### Job
Repeat each line exactly, leaving nothing out.
==== Entries provided
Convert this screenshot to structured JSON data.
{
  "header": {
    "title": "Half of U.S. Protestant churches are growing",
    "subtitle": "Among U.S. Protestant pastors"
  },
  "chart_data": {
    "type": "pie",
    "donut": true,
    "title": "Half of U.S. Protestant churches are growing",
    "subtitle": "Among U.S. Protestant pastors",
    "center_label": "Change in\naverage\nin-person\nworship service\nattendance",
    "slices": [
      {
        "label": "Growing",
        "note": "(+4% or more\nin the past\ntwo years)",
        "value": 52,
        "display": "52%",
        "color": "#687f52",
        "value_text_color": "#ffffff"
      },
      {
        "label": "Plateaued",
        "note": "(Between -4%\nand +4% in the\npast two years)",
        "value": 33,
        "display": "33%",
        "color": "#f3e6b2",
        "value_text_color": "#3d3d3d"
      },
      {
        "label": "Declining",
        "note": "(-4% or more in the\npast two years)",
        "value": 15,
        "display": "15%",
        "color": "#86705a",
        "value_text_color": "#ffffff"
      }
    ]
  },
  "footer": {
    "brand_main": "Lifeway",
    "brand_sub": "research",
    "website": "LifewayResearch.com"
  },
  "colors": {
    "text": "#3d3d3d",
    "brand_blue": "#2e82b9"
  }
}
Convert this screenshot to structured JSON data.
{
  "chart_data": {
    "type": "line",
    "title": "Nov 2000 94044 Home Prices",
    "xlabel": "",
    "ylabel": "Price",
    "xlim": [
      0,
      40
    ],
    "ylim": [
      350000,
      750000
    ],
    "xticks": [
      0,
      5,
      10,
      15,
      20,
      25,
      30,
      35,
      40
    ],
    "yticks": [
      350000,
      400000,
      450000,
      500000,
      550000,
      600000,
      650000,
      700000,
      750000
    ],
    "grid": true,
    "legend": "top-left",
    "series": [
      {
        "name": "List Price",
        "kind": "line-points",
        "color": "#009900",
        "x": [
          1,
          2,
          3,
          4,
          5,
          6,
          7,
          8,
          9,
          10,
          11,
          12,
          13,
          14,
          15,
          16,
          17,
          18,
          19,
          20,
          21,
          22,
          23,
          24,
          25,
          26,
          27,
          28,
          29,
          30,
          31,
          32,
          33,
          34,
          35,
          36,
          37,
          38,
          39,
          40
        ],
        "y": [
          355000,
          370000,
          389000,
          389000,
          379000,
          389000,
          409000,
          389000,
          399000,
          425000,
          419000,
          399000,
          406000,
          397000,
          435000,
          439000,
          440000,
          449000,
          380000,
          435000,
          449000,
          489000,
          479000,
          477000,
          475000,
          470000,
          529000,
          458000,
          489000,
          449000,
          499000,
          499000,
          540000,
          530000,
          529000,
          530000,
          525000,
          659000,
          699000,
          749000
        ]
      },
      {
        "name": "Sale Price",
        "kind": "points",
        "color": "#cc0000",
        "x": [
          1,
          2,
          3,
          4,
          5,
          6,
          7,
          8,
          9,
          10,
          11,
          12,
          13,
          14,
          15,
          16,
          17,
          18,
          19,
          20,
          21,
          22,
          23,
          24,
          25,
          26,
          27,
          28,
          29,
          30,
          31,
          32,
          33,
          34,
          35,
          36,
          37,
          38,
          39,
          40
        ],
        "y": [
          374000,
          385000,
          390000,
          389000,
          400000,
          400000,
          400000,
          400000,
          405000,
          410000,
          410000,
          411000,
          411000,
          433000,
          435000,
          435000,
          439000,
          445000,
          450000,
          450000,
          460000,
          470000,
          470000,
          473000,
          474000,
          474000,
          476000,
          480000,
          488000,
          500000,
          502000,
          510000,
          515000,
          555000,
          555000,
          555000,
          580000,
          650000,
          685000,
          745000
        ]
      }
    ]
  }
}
========
### Answer in full
Convert this screenshot to structured JSON data.
{
  "header": {
    "title": "Half of U.S. Protestant churches are growing",
    "subtitle": "Among U.S. Protestant pastors"
  },
  "chart_data": {
    "type": "pie",
    "donut": true,
    "title": "Half of U.S. Protestant churches are growing",
    "subtitle": "Among U.S. Protestant pastors",
    "center_label": "Change in\naverage\nin-person\nworship service\nattendance",
    "slices": [
      {
        "label": "Growing",
        "note": "(+4% or more\nin the past\ntwo years)",
        "value": 52,
        "display": "52%",
        "color": "#687f52",
        "value_text_color": "#ffffff"
      },
      {
        "label": "Plateaued",
        "note": "(Between -4%\nand +4% in the\npast two years)",
        "value": 33,
        "display": "33%",
        "color": "#f3e6b2",
        "value_text_color": "#3d3d3d"
      },
      {
        "label": "Declining",
        "note": "(-4% or more in the\npast two years)",
        "value": 15,
        "display": "15%",
        "color": "#86705a",
        "value_text_color": "#ffffff"
      }
    ]
  },
  "footer": {
    "brand_main": "Lifeway",
    "brand_sub": "research",
    "website": "LifewayResearch.com"
  },
  "colors": {
    "text": "#3d3d3d",
    "brand_blue": "#2e82b9"
  }
}
Convert this screenshot to structured JSON data.
{
  "chart_data": {
    "type": "line",
    "title": "Nov 2000 94044 Home Prices",
    "xlabel": "",
    "ylabel": "Price",
    "xlim": [
      0,
      40
    ],
    "ylim": [
      350000,
      750000
    ],
    "xticks": [
      0,
      5,
      10,
      15,
      20,
      25,
      30,
      35,
      40
    ],
    "yticks": [
      350000,
      400000,
      450000,
      500000,
      550000,
      600000,
      650000,
      700000,
      750000
    ],
    "grid": true,
    "legend": "top-left",
    "series": [
      {
        "name": "List Price",
        "kind": "line-points",
        "color": "#009900",
        "x": [
          1,
          2,
          3,
          4,
          5,
          6,
          7,
          8,
          9,
          10,
          11,
          12,
          13,
          14,
          15,
          16,
          17,
          18,
          19,
          20,
          21,
          22,
          23,
          24,
          25,
          26,
          27,
          28,
          29,
          30,
          31,
          32,
          33,
          34,
          35,
          36,
          37,
          38,
          39,
          40
        ],
        "y": [
          355000,
          370000,
          389000,
          389000,
          379000,
          389000,
          409000,
          389000,
          399000,
          425000,
          419000,
          399000,
          406000,
          397000,
          435000,
          439000,
          440000,
          449000,
          380000,
          435000,
          449000,
          489000,
          479000,
          477000,
          475000,
          470000,
          529000,
          458000,
          489000,
          449000,
          499000,
          499000,
          540000,
          530000,
          529000,
          530000,
          525000,
          659000,
          699000,
          749000
        ]
      },
      {
        "name": "Sale Price",
        "kind": "points",
        "color": "#cc0000",
        "x": [
          1,
          2,
          3,
          4,
          5,
          6,
          7,
          8,
          9,
          10,
          11,
          12,
          13,
          14,
          15,
          16,
          17,
          18,
          19,
          20,
          21,
          22,
          23,
          24,
          25,
          26,
          27,
          28,
          29,
          30,
          31,
          32,
          33,
          34,
          35,
          36,
          37,
          38,
          39,
          40
        ],
        "y": [
          374000,
          385000,
          390000,
          389000,
          400000,
          400000,
          400000,
          400000,
          405000,
          410000,
          410000,
          411000,
          411000,
          433000,
          435000,
          435000,
          439000,
          445000,
          450000,
          450000,
          460000,
          470000,
          470000,
          473000,
          474000,
          474000,
          476000,
          480000,
          488000,
          500000,
          502000,
          510000,
          515000,
          555000,
          555000,
          555000,
          580000,
          650000,
          685000,
          745000
        ]
      }
    ]
  }
}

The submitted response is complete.